--- Raw data ---
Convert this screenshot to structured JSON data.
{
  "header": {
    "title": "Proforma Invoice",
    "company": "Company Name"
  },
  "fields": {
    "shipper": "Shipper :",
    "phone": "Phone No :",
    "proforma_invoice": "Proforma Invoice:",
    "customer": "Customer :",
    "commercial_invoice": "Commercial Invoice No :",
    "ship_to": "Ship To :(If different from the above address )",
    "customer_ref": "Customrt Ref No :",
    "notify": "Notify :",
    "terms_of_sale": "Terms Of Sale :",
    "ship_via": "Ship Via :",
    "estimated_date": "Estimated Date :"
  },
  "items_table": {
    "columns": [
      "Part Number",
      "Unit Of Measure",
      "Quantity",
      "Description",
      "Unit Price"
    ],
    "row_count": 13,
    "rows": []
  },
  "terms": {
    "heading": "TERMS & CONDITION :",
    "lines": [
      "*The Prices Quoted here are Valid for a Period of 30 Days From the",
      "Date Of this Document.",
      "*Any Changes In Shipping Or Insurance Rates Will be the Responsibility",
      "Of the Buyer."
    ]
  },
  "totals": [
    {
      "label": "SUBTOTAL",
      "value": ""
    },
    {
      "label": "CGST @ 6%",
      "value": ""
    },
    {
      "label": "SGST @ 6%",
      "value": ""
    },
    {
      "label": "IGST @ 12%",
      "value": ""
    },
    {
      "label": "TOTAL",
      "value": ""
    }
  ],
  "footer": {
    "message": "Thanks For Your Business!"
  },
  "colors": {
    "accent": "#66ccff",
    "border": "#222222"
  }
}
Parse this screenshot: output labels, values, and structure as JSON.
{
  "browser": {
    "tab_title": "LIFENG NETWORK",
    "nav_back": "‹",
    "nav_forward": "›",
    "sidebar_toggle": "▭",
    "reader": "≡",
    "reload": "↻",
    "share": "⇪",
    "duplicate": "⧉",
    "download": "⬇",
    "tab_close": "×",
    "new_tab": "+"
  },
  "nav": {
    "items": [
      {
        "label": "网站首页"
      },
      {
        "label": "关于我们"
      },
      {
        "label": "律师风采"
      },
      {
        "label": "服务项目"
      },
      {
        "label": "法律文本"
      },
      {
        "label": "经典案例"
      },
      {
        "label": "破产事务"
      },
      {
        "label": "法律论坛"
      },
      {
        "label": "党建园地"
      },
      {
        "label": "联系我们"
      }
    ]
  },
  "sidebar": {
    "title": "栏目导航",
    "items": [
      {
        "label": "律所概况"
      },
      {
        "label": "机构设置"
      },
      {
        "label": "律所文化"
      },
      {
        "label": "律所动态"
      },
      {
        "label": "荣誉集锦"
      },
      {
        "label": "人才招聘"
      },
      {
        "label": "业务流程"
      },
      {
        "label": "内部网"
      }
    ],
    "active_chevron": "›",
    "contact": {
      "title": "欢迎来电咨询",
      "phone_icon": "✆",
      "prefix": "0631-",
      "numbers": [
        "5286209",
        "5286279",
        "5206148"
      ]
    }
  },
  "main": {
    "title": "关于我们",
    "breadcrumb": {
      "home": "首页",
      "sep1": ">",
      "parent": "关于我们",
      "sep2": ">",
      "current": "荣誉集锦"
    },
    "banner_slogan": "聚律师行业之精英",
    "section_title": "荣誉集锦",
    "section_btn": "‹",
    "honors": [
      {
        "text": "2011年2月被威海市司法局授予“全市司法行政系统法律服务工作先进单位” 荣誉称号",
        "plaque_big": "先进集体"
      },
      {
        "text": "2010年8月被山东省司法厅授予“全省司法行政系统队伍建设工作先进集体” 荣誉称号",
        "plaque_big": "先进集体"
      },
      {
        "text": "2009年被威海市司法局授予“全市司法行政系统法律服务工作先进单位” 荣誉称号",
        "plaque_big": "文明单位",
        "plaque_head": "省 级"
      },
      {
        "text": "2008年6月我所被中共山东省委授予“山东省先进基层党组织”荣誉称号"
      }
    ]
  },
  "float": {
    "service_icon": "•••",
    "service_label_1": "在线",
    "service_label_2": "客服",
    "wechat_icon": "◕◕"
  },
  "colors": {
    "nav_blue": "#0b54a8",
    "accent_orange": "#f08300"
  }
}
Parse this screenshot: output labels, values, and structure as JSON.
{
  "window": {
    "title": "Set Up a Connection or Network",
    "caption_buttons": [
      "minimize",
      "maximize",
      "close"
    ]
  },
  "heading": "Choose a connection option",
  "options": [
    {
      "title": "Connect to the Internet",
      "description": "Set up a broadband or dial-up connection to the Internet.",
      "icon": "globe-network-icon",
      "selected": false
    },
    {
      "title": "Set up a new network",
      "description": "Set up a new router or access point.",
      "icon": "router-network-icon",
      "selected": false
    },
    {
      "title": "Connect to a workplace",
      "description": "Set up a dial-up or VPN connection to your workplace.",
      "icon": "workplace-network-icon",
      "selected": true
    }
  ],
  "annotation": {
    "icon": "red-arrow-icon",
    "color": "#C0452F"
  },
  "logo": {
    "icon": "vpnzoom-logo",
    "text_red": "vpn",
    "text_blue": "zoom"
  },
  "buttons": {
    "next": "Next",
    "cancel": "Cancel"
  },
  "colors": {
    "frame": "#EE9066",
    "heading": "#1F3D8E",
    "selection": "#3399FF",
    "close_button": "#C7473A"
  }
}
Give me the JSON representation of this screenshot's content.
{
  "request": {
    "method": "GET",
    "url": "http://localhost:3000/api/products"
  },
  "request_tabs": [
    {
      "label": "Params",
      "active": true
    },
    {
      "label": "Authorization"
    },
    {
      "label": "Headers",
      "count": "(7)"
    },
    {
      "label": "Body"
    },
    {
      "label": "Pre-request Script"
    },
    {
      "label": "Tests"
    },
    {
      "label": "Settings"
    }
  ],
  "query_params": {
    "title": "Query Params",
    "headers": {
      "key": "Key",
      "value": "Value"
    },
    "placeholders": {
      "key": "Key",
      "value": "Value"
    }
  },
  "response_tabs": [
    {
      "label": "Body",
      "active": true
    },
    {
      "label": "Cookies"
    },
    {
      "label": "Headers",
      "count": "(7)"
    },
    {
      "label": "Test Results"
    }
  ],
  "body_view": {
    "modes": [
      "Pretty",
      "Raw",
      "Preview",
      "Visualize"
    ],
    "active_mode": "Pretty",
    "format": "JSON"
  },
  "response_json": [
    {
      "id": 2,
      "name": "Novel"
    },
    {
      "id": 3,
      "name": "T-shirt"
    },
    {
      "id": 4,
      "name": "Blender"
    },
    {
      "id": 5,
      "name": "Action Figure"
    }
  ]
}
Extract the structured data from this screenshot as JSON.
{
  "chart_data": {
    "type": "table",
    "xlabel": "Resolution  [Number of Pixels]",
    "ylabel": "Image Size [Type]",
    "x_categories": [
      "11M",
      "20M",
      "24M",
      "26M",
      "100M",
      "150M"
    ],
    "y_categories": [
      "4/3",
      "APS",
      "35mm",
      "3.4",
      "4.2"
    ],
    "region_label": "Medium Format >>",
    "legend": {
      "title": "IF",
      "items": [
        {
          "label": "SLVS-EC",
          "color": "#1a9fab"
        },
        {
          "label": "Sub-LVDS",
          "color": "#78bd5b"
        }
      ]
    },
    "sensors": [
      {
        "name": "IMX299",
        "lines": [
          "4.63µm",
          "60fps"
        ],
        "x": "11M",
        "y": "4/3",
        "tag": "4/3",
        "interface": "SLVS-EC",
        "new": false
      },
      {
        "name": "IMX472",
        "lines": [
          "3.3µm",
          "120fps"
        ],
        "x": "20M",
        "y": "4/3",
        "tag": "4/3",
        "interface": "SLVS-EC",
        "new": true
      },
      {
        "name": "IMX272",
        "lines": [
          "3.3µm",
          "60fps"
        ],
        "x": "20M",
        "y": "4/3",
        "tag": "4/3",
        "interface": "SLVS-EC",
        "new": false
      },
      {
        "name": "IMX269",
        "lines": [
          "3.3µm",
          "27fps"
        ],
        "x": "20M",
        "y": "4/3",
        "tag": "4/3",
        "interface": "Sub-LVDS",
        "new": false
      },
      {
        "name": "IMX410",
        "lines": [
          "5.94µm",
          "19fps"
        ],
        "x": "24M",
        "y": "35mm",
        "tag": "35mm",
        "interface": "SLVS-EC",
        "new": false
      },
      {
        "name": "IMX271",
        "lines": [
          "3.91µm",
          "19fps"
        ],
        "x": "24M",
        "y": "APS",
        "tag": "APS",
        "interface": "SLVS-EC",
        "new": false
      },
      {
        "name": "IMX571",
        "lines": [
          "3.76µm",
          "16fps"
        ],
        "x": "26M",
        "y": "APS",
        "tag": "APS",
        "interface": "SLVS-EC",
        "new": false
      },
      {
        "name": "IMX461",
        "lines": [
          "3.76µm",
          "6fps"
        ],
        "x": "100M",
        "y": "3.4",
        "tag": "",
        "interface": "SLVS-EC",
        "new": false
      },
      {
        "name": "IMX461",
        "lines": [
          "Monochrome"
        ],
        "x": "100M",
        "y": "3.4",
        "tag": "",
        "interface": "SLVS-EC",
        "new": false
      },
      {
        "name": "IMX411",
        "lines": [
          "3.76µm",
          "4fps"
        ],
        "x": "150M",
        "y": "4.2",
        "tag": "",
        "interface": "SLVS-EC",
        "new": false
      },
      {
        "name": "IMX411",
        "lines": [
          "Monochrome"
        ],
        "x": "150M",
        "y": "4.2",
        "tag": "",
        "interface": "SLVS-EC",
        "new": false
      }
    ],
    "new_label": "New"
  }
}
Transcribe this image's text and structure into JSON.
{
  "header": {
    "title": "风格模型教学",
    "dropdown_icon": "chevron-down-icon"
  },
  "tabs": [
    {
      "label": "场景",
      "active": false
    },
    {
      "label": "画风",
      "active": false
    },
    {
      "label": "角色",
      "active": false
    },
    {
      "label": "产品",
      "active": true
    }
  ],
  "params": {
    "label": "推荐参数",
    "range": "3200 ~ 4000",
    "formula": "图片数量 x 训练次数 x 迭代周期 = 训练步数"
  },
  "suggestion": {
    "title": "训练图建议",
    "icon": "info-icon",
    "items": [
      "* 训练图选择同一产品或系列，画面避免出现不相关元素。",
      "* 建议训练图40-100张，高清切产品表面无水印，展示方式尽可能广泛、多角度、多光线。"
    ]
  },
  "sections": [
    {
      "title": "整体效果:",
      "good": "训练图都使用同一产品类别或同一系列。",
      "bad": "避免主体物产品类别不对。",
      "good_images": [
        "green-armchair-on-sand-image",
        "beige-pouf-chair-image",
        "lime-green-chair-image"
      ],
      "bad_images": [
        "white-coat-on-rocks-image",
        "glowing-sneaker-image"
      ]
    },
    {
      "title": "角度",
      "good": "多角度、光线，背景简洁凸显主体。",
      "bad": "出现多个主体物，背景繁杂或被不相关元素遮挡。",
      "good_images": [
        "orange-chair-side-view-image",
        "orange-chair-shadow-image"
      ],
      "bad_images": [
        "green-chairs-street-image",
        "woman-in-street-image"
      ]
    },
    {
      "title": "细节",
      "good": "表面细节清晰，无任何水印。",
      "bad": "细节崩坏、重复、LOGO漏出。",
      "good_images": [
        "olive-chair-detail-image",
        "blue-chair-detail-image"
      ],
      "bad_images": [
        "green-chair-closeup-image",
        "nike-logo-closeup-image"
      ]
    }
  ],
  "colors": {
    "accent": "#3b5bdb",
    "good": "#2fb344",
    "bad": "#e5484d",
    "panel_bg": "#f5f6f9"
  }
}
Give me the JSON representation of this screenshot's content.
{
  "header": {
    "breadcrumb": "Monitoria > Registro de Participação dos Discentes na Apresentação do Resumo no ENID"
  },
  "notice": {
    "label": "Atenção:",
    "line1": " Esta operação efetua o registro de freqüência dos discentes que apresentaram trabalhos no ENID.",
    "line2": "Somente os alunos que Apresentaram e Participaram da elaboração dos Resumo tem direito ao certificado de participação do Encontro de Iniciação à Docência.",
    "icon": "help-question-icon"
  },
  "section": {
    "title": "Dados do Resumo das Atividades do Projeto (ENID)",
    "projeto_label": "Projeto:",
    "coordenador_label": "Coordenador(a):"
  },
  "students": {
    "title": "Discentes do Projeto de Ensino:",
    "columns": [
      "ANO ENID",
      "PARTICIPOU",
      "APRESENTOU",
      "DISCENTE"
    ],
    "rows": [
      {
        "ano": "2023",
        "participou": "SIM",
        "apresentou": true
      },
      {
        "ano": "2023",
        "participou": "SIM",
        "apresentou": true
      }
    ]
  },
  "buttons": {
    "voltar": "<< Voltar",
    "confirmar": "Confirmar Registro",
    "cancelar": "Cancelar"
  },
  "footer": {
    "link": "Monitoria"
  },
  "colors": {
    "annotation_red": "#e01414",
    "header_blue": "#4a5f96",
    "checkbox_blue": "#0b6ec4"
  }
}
---
§ **Exercise directions**
Go through the records line by line and count those containing the string "detail". Give only the total.

§ **Result of the task**
2